* **EXTRACTED RECORDS**
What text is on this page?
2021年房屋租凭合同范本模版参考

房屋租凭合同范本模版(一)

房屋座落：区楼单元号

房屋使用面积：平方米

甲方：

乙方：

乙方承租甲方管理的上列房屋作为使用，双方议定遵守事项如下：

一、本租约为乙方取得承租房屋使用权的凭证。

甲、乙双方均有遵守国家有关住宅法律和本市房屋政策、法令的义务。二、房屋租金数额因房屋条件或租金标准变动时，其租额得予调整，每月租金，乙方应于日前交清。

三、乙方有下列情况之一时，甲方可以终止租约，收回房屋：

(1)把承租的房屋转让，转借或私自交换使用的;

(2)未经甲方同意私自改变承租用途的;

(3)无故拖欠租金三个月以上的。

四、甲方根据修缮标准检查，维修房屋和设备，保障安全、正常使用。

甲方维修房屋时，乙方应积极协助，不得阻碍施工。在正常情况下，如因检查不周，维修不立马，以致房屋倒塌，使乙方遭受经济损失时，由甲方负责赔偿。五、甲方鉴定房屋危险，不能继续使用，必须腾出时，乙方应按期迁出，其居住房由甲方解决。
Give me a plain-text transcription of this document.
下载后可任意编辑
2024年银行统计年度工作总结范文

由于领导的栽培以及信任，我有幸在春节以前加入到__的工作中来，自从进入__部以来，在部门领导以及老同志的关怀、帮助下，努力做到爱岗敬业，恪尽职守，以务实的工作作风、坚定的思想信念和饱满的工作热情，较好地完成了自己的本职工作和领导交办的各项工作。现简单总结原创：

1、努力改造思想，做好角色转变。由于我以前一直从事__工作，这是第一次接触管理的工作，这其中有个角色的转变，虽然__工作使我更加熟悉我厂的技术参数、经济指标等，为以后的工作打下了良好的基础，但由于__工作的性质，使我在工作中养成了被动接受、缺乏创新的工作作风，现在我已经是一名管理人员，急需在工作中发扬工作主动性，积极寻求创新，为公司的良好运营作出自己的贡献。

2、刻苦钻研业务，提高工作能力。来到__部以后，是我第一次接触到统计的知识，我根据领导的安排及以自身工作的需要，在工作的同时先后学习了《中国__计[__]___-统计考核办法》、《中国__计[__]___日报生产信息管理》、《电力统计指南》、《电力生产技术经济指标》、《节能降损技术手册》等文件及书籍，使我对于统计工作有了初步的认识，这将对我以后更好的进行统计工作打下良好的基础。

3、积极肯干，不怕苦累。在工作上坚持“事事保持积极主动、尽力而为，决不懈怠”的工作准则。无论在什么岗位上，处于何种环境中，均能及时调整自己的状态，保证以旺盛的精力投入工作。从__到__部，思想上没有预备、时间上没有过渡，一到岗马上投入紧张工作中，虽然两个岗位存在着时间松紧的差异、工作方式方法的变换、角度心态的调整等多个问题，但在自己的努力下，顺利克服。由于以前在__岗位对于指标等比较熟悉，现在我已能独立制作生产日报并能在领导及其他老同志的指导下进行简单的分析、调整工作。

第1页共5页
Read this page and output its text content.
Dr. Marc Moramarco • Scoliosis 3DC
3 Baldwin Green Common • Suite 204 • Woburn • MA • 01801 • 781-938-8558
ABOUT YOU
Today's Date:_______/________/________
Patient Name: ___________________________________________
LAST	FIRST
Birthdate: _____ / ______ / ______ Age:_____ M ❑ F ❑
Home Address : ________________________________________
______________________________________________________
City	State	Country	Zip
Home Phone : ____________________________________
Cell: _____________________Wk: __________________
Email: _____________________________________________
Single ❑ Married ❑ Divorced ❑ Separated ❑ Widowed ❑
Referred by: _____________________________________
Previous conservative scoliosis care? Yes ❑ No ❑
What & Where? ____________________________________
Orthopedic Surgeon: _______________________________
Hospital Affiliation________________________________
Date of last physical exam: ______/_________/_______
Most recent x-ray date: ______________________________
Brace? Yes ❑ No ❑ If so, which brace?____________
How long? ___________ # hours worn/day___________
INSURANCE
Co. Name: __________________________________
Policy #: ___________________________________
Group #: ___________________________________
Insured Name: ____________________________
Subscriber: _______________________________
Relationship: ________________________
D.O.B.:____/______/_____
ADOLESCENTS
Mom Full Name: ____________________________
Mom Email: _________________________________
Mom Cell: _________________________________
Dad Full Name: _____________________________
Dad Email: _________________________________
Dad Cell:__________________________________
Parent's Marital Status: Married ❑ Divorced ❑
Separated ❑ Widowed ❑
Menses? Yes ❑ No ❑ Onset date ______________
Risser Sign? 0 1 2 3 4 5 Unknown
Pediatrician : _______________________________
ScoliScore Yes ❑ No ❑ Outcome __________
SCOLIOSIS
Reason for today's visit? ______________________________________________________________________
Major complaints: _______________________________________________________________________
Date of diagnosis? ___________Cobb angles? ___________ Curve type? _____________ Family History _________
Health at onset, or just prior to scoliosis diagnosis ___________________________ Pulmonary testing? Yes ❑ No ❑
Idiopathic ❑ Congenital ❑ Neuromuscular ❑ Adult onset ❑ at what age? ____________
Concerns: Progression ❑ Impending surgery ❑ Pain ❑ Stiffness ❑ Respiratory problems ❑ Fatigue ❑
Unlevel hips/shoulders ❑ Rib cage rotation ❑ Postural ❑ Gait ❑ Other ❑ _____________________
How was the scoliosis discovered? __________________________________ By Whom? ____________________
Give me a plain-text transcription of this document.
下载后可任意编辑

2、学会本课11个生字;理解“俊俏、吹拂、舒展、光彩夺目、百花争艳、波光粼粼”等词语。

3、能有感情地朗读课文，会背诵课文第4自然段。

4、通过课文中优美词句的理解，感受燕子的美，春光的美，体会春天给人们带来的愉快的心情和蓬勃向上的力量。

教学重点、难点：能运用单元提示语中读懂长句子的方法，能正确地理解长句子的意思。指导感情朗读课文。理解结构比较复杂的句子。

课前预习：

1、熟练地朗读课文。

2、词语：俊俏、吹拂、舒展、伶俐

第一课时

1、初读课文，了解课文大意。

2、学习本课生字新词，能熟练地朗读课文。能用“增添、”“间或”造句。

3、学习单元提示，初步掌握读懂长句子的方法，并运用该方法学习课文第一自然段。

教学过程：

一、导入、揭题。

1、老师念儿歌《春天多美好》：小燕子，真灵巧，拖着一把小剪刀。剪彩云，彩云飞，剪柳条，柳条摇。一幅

* **AIM**
Out of the material above, gather each line where "text" appears.

* **OUTPUT FOR THIS TASK**
What text is on this page?
Give me a plain-text transcription of this document.
Read this page and output its text content.
Give me a plain-text transcription of this document.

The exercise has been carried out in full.